Dataset entries
>>>>>

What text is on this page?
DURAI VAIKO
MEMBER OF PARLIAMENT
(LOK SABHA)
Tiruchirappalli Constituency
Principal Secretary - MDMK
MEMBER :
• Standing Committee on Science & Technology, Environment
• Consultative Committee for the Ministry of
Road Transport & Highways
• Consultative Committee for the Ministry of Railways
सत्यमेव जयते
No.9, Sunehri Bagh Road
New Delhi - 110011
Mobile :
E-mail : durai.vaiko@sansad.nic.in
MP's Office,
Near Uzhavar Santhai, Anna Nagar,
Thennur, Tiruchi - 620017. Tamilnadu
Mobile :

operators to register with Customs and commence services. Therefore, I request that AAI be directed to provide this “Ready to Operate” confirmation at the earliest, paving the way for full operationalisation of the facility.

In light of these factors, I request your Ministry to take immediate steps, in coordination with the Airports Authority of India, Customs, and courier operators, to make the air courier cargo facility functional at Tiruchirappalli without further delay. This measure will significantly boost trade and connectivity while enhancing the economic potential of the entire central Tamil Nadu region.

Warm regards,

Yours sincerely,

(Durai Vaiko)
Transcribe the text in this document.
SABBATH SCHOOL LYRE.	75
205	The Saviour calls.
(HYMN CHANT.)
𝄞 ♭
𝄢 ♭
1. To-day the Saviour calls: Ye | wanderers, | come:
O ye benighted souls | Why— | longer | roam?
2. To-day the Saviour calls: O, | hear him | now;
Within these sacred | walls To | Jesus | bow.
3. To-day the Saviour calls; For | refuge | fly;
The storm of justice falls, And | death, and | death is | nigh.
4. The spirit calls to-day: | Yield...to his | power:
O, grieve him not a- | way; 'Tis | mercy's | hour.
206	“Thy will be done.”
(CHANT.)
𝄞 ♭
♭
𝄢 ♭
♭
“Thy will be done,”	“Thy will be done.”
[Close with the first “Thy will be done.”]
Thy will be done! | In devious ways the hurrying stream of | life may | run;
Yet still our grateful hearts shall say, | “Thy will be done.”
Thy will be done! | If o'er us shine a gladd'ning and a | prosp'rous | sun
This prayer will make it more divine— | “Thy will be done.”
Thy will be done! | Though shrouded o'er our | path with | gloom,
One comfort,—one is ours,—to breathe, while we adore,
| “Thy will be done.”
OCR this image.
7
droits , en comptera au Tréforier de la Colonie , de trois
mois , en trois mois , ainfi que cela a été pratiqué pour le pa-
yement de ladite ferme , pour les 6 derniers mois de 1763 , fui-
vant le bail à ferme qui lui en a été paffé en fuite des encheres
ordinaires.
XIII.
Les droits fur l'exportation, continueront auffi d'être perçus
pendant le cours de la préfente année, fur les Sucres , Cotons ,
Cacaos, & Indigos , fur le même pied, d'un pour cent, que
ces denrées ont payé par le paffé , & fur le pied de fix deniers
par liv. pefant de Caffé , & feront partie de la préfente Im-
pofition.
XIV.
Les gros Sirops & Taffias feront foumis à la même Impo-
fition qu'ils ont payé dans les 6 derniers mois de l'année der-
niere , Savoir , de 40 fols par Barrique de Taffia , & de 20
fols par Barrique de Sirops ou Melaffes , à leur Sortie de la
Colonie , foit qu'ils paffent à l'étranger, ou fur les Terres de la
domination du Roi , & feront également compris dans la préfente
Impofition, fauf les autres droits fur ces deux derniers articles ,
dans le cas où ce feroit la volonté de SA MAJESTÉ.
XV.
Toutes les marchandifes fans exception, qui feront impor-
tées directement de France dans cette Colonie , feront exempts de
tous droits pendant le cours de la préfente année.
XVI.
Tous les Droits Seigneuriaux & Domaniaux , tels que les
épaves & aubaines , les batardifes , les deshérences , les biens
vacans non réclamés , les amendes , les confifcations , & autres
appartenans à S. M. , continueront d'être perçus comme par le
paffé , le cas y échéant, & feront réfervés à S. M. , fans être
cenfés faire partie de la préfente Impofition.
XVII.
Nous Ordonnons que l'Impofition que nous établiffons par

<<<<<

#### [WRITTEN PROBLEM]
From the line that contains "OCR this image." to the last line of the material above, repeat every line exactly, keeping both the first and the last.

#### [RESULT OF THIS TASK]
OCR this image.
7
droits , en comptera au Tréforier de la Colonie , de trois
mois , en trois mois , ainfi que cela a été pratiqué pour le pa-
yement de ladite ferme , pour les 6 derniers mois de 1763 , fui-
vant le bail à ferme qui lui en a été paffé en fuite des encheres
ordinaires.
XIII.
Les droits fur l'exportation, continueront auffi d'être perçus
pendant le cours de la préfente année, fur les Sucres , Cotons ,
Cacaos, & Indigos , fur le même pied, d'un pour cent, que
ces denrées ont payé par le paffé , & fur le pied de fix deniers
par liv. pefant de Caffé , & feront partie de la préfente Im-
pofition.
XIV.
Les gros Sirops & Taffias feront foumis à la même Impo-
fition qu'ils ont payé dans les 6 derniers mois de l'année der-
niere , Savoir , de 40 fols par Barrique de Taffia , & de 20
fols par Barrique de Sirops ou Melaffes , à leur Sortie de la
Colonie , foit qu'ils paffent à l'étranger, ou fur les Terres de la
domination du Roi , & feront également compris dans la préfente
Impofition, fauf les autres droits fur ces deux derniers articles ,
dans le cas où ce feroit la volonté de SA MAJESTÉ.
XV.
Toutes les marchandifes fans exception, qui feront impor-
tées directement de France dans cette Colonie , feront exempts de
tous droits pendant le cours de la préfente année.
XVI.
Tous les Droits Seigneuriaux & Domaniaux , tels que les
épaves & aubaines , les batardifes , les deshérences , les biens
vacans non réclamés , les amendes , les confifcations , & autres
appartenans à S. M. , continueront d'être perçus comme par le
paffé , le cas y échéant, & feront réfervés à S. M. , fans être
cenfés faire partie de la préfente Impofition.
XVII.
Nous Ordonnons que l'Impofition que nous établiffons par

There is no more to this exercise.